§ **What the task asks**: Extract all lines from the data beneath that include the word "Board".

-------- Dataset excerpts

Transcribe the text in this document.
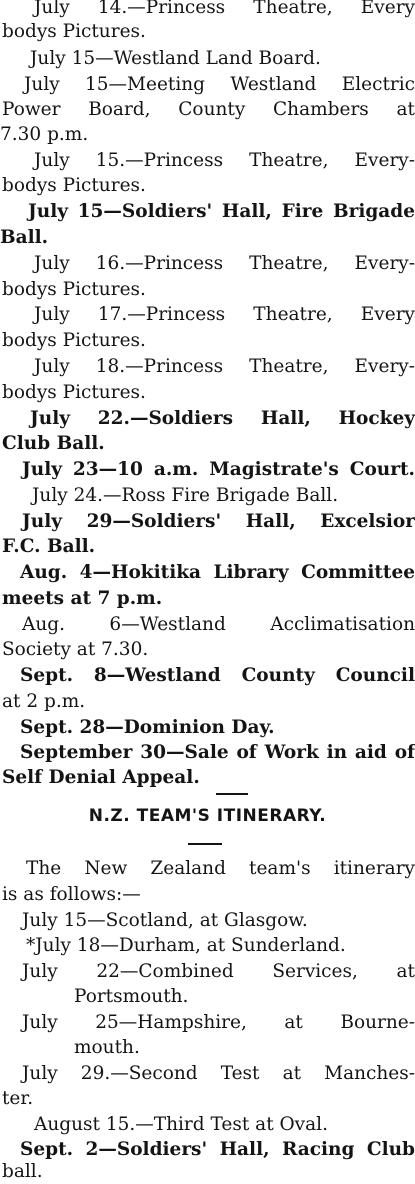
July 14.—Princess Theatre, Every
bodys Pictures.
July 15—Westland Land Board.
July 15—Meeting Westland Electric
Power Board, County Chambers at
7.30 p.m.
July 15.—Princess Theatre, Every-
bodys Pictures.
July 15—Soldiers' Hall, Fire Brigade
Ball.
July 16.—Princess Theatre, Every-
bodys Pictures.
July 17.—Princess Theatre, Every
bodys Pictures.
July 18.—Princess Theatre, Every-
bodys Pictures.
July 22.—Soldiers Hall, Hockey
Club Ball.
July 23—10 a.m. Magistrate's Court.
July 24.—Ross Fire Brigade Ball.
July 29—Soldiers' Hall, Excelsior
F.C. Ball.
Aug. 4—Hokitika Library Committee
meets at 7 p.m.
Aug. 6—Westland Acclimatisation
Society at 7.30.
Sept. 8—Westland County Council
at 2 p.m.
Sept. 28—Dominion Day.
September 30—Sale of Work in aid of
Self Denial Appeal.
N.Z. TEAM'S ITINERARY.
The New Zealand team's itinerary
is as follows:—
July 15—Scotland, at Glasgow.
*July 18—Durham, at Sunderland.
July 22—Combined Services, at
Portsmouth.
July 25—Hampshire, at Bourne-
mouth.
July 29.—Second Test at Manches-
ter.
August 15.—Third Test at Oval.
Sept. 2—Soldiers' Hall, Racing Club
ball.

----------------

§ **Complete response**:
July 15—Westland Land Board.
Power Board, County Chambers at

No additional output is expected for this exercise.